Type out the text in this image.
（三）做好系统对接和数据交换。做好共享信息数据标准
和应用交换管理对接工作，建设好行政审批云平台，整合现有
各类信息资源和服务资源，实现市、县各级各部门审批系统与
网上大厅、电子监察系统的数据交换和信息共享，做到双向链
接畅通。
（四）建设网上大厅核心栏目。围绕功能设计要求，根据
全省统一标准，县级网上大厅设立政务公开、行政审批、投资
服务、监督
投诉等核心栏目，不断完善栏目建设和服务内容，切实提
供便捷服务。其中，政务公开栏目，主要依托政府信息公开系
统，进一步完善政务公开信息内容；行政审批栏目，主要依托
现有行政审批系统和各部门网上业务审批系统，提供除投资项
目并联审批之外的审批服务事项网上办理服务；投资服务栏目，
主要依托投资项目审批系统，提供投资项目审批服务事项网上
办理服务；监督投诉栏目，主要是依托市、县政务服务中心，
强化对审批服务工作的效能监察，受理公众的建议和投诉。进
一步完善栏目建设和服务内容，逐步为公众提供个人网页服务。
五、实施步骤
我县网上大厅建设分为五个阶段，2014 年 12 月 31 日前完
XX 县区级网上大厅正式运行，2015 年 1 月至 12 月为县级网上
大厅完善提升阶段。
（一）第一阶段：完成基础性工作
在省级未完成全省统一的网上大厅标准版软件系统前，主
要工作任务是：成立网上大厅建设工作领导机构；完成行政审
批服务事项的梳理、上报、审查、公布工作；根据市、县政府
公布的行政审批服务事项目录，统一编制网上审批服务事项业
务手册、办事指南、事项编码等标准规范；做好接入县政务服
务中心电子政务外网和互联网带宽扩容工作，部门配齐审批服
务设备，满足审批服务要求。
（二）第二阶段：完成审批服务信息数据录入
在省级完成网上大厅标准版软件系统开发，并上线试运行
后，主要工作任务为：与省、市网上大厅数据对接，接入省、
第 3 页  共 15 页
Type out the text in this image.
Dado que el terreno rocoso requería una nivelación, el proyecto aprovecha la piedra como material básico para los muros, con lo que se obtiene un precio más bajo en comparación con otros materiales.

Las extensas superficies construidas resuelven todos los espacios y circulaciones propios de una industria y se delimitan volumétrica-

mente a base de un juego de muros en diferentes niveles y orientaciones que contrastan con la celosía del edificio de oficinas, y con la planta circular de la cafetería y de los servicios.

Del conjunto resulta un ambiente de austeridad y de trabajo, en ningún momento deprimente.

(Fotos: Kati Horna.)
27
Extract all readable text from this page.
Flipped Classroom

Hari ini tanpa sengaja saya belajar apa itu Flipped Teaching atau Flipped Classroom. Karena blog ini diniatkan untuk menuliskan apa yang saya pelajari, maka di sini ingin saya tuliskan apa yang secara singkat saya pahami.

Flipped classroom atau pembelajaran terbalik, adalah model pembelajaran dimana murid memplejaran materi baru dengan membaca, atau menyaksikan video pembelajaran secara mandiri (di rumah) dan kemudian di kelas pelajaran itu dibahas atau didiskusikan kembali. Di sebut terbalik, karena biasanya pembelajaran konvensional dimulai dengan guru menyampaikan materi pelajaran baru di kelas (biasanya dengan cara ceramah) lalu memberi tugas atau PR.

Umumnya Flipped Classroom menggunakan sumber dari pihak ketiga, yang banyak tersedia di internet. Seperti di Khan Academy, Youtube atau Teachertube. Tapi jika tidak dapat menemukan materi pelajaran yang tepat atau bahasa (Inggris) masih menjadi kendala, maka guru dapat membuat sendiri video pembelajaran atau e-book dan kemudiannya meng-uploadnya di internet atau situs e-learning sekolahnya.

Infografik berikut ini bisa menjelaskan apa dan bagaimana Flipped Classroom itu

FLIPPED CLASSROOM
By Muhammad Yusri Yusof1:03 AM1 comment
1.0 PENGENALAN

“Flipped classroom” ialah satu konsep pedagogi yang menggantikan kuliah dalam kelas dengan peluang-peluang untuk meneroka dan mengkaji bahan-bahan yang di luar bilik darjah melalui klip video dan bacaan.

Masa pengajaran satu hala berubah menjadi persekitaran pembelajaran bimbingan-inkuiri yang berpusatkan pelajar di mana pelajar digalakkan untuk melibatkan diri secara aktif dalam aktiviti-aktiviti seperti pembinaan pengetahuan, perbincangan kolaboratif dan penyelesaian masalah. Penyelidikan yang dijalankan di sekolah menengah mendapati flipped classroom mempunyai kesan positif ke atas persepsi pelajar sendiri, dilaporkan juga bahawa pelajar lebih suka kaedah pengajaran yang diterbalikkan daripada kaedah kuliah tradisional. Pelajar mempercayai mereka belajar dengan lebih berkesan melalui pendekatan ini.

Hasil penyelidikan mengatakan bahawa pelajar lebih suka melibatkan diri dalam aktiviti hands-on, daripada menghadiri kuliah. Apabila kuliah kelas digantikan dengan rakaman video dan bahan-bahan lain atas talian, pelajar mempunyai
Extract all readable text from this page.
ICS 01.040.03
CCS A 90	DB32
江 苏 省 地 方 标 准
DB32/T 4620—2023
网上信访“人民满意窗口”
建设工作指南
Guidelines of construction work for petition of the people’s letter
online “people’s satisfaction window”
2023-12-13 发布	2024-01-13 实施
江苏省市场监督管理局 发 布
= = = =
**The request**
Where a line holds "maka", copy that line.

**Completed task**
Hari ini tanpa sengaja saya belajar apa itu Flipped Teaching atau Flipped Classroom. Karena blog ini diniatkan untuk menuliskan apa yang saya pelajari, maka di sini ingin saya tuliskan apa yang secara singkat saya pahami.
Umumnya Flipped Classroom menggunakan sumber dari pihak ketiga, yang banyak tersedia di internet. Seperti di Khan Academy, Youtube atau Teachertube. Tapi jika tidak dapat menemukan materi pelajaran yang tepat atau bahasa (Inggris) masih menjadi kendala, maka guru dapat membuat sendiri video pembelajaran atau e-book dan kemudiannya meng-uploadnya di internet atau situs e-learning sekolahnya.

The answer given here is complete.